▸ OBJECTIVE
Copy out the listing that follows, exactly, without its pictures.

▸ RECORDS SHOWN
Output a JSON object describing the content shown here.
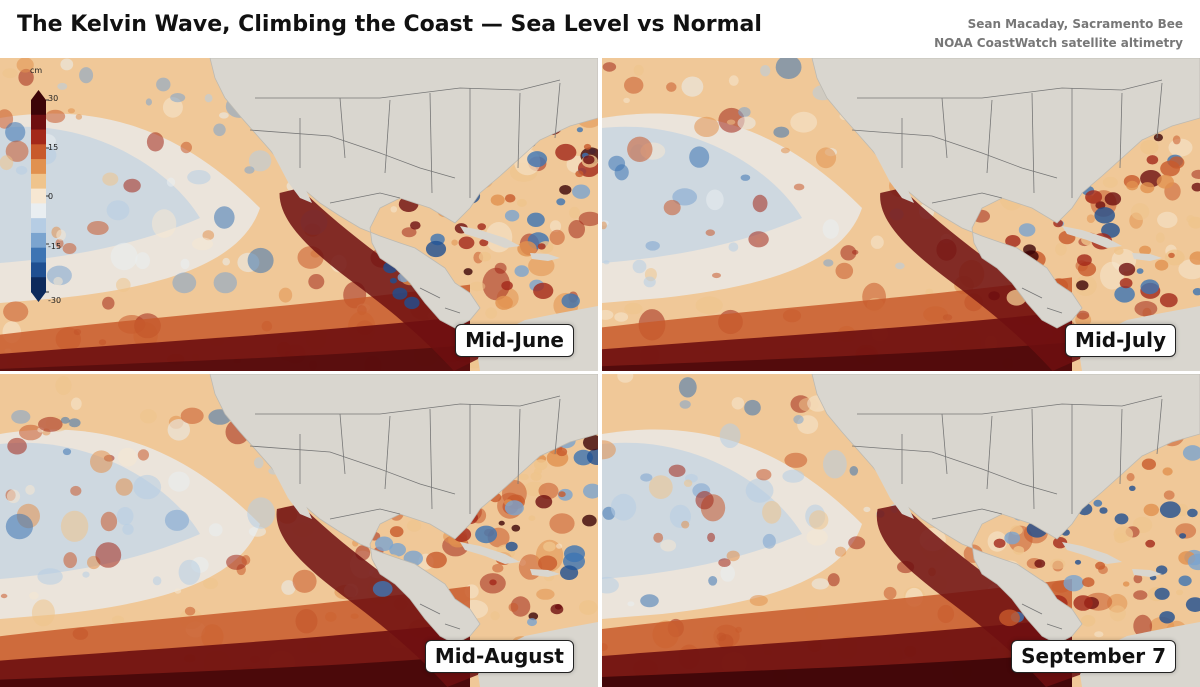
{
  "header": {
    "title": "The Kelvin Wave, Climbing the Coast — Sea Level vs Normal",
    "author": "Sean Macaday, Sacramento Bee",
    "source": "NOAA CoastWatch satellite altimetry"
  },
  "legend": {
    "unit": "cm",
    "ticks": [
      "30",
      "15",
      "0",
      "-15",
      "-30"
    ],
    "range": [
      -30,
      30
    ],
    "colors": [
      "#0d2a5c",
      "#1f4f91",
      "#3d74b3",
      "#7ba4cf",
      "#b6cde4",
      "#e9eef1",
      "#f6e7d2",
      "#efc48c",
      "#e1914f",
      "#c85a2c",
      "#a3281a",
      "#6e0f10",
      "#3d0508"
    ]
  },
  "map_colors": {
    "land": "#d9d6cf",
    "borders": "#767676",
    "ocean_base": "#f0c898"
  },
  "panels": [
    {
      "label": "Mid-June",
      "wave_strength": 0.55
    },
    {
      "label": "Mid-July",
      "wave_strength": 0.7
    },
    {
      "label": "Mid-August",
      "wave_strength": 0.85
    },
    {
      "label": "September 7",
      "wave_strength": 1.0
    }
  ]
}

▸ ANSWER TO THIS PROBLEM
Output a JSON object describing the content shown here.
{
  "header": {
    "title": "The Kelvin Wave, Climbing the Coast — Sea Level vs Normal",
    "author": "Sean Macaday, Sacramento Bee",
    "source": "NOAA CoastWatch satellite altimetry"
  },
  "legend": {
    "unit": "cm",
    "ticks": [
      "30",
      "15",
      "0",
      "-15",
      "-30"
    ],
    "range": [
      -30,
      30
    ],
    "colors": [
      "#0d2a5c",
      "#1f4f91",
      "#3d74b3",
      "#7ba4cf",
      "#b6cde4",
      "#e9eef1",
      "#f6e7d2",
      "#efc48c",
      "#e1914f",
      "#c85a2c",
      "#a3281a",
      "#6e0f10",
      "#3d0508"
    ]
  },
  "map_colors": {
    "land": "#d9d6cf",
    "borders": "#767676",
    "ocean_base": "#f0c898"
  },
  "panels": [
    {
      "label": "Mid-June",
      "wave_strength": 0.55
    },
    {
      "label": "Mid-July",
      "wave_strength": 0.7
    },
    {
      "label": "Mid-August",
      "wave_strength": 0.85
    },
    {
      "label": "September 7",
      "wave_strength": 1.0
    }
  ]
}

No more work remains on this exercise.